(OBJECTIVE):
Keep only those lines of the records that include the string "Drehung".

(Extracted data entries):
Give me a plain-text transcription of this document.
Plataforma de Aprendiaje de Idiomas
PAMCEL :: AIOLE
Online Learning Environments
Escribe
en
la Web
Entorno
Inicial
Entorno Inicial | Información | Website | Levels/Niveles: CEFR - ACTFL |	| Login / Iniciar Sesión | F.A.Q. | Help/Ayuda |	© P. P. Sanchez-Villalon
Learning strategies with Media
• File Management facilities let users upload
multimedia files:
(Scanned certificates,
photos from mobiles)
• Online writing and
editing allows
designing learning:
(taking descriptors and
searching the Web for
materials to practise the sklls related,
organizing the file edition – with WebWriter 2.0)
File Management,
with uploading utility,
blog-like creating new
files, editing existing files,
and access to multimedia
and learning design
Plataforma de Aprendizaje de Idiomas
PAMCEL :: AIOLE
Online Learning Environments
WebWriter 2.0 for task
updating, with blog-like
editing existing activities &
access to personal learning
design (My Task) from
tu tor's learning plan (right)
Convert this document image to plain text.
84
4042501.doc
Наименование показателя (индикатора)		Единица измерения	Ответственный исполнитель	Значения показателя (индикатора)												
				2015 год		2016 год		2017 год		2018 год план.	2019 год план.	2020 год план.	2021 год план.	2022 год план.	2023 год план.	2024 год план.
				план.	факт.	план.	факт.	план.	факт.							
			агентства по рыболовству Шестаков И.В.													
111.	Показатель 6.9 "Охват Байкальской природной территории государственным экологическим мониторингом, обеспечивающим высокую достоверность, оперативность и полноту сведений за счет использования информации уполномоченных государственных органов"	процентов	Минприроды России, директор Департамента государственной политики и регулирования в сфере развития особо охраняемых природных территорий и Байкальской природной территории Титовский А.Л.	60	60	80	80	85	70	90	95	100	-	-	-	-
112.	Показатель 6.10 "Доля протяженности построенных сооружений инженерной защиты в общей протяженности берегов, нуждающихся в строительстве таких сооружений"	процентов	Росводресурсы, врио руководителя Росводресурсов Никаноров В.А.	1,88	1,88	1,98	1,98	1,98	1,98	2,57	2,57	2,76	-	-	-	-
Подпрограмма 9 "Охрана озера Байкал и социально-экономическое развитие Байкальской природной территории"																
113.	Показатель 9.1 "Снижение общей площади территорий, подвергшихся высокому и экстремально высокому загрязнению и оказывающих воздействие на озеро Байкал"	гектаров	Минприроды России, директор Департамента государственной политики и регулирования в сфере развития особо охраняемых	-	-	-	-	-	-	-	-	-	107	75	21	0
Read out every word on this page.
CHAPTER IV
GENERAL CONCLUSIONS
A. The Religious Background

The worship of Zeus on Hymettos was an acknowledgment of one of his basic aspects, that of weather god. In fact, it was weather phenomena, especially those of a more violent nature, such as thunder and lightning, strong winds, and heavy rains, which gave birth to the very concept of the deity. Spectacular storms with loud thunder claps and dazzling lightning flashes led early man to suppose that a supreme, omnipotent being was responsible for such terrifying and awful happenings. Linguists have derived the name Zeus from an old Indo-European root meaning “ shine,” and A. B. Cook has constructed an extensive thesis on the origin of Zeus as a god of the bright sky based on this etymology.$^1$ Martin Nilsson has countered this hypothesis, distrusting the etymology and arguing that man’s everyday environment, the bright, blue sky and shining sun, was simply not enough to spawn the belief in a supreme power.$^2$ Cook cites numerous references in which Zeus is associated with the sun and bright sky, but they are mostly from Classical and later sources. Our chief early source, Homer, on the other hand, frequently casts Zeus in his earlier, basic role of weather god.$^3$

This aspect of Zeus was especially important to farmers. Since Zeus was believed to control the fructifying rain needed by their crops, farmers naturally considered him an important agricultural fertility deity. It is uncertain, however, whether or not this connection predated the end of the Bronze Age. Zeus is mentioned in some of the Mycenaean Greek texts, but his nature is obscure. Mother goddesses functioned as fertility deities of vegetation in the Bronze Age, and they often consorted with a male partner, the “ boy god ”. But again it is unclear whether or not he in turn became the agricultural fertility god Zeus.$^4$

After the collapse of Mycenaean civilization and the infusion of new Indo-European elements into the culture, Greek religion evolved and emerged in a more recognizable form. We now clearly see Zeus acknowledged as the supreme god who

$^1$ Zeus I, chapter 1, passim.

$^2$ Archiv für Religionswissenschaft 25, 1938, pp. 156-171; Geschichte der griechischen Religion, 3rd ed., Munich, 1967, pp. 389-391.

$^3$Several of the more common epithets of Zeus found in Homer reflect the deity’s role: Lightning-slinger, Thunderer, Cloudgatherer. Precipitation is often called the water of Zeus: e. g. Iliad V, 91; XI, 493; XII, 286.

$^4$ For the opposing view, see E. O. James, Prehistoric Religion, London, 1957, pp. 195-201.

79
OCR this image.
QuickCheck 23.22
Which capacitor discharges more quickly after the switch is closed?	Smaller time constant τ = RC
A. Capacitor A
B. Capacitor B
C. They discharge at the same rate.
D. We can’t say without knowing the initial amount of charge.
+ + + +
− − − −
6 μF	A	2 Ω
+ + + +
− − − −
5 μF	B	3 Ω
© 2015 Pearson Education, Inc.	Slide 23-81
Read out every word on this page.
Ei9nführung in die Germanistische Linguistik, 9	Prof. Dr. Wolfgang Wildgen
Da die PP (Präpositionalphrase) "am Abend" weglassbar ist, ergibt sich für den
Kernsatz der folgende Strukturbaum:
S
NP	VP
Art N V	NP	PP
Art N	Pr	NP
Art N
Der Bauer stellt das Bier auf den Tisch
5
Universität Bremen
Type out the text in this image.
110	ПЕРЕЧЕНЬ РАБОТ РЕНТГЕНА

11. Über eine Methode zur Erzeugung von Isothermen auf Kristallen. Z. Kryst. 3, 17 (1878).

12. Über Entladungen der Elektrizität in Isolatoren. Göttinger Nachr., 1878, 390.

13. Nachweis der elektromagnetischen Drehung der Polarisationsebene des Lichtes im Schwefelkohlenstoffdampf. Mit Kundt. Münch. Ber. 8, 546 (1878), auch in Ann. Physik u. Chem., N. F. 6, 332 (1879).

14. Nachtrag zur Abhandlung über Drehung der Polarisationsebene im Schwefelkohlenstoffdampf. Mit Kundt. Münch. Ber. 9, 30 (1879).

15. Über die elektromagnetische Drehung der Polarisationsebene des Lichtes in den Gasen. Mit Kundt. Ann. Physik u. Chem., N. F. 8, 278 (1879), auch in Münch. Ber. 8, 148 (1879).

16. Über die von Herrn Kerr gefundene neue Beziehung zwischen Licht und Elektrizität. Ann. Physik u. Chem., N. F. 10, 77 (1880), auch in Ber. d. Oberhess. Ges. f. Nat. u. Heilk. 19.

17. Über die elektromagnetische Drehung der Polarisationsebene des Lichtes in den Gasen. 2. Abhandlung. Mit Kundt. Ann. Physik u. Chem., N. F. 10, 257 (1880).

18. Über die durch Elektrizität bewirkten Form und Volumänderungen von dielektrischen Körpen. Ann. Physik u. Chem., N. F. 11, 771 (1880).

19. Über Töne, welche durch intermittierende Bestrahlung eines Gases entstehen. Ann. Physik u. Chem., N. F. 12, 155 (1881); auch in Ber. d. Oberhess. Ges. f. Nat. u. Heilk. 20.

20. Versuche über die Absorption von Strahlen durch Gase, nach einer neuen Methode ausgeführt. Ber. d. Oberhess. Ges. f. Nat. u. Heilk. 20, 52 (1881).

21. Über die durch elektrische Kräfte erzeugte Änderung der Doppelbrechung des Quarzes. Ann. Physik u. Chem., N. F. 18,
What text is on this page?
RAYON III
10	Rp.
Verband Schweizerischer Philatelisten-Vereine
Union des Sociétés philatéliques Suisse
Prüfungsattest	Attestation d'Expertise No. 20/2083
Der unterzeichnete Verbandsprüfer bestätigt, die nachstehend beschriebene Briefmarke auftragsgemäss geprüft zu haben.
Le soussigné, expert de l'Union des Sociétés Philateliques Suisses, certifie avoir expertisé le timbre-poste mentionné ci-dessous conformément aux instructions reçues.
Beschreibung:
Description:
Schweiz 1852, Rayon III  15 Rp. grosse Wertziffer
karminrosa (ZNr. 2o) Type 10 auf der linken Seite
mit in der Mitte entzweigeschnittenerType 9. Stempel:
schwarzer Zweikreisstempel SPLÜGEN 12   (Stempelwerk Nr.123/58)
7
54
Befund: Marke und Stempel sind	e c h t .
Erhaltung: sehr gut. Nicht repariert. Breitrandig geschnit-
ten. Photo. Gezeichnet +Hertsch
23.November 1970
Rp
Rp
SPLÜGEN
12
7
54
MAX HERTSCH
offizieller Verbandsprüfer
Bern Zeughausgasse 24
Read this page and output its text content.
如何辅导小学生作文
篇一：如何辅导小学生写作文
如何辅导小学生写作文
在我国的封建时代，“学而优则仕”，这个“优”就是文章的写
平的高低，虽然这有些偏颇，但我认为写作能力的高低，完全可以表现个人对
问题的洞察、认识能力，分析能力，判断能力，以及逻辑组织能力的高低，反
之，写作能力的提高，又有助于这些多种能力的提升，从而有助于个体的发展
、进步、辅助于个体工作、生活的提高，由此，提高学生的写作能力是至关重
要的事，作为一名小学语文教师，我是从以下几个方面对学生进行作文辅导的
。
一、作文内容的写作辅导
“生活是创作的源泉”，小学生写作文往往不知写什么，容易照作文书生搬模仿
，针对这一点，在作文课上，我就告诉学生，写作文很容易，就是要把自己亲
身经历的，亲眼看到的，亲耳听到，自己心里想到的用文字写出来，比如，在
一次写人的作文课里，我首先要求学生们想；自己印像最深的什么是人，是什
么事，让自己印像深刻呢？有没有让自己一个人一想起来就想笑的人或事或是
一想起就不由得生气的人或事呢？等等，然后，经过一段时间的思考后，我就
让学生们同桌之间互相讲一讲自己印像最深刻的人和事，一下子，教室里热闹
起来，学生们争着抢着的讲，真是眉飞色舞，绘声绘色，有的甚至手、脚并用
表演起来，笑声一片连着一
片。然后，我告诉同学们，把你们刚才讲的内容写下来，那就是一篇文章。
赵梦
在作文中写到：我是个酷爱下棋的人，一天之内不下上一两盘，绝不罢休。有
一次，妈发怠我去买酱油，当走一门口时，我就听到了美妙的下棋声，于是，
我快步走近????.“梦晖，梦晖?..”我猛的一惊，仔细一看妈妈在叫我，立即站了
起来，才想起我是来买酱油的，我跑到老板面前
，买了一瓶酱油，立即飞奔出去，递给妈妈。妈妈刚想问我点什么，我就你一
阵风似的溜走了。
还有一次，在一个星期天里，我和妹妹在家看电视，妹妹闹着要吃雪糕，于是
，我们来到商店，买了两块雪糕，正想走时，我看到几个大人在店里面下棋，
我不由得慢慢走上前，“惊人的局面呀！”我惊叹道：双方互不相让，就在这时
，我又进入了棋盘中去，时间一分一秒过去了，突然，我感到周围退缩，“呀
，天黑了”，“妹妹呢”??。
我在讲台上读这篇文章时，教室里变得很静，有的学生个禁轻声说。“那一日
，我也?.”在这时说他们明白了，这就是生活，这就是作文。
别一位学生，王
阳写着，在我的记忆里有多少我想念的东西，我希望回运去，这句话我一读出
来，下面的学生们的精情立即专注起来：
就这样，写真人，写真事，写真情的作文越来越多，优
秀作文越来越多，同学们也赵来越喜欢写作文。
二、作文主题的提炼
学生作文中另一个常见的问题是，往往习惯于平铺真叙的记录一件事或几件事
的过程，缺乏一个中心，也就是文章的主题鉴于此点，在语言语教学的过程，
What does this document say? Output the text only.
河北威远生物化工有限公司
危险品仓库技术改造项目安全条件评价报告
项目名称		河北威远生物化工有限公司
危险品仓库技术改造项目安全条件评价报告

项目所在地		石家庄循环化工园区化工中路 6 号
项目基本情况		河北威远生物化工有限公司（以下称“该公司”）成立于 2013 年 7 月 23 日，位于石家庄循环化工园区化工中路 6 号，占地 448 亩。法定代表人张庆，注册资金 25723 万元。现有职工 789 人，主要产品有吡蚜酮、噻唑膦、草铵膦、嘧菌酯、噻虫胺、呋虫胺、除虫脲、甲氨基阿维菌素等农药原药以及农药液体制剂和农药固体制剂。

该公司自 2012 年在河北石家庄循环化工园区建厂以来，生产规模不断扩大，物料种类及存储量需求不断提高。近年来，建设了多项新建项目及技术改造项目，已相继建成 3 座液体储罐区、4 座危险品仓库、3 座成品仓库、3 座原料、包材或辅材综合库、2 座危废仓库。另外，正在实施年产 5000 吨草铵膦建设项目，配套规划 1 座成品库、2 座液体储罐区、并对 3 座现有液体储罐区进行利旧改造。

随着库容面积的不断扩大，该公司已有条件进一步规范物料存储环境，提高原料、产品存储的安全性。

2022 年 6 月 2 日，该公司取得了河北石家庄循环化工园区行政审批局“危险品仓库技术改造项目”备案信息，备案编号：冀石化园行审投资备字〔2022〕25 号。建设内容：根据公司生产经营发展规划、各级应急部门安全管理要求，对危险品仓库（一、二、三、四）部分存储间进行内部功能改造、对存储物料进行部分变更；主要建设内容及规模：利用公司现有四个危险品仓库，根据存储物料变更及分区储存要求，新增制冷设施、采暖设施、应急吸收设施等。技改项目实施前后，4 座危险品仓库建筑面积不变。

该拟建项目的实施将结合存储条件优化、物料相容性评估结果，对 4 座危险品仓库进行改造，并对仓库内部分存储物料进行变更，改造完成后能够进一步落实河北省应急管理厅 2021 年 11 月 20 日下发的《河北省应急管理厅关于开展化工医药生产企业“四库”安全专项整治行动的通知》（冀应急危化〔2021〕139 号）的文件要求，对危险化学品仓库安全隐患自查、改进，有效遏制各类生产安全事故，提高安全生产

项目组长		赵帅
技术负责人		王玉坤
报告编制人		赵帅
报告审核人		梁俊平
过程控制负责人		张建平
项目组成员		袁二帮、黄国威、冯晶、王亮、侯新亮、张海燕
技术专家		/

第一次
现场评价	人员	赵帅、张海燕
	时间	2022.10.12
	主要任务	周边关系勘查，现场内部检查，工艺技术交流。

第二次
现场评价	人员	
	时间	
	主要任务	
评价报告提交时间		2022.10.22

(RESPONSE):
13. Nachweis der elektromagnetischen Drehung der Polarisationsebene des Lichtes im Schwefelkohlenstoffdampf. Mit Kundt. Münch. Ber. 8, 546 (1878), auch in Ann. Physik u. Chem., N. F. 6, 332 (1879).
14. Nachtrag zur Abhandlung über Drehung der Polarisationsebene im Schwefelkohlenstoffdampf. Mit Kundt. Münch. Ber. 9, 30 (1879).
15. Über die elektromagnetische Drehung der Polarisationsebene des Lichtes in den Gasen. Mit Kundt. Ann. Physik u. Chem., N. F. 8, 278 (1879), auch in Münch. Ber. 8, 148 (1879).
17. Über die elektromagnetische Drehung der Polarisationsebene des Lichtes in den Gasen. 2. Abhandlung. Mit Kundt. Ann. Physik u. Chem., N. F. 10, 257 (1880).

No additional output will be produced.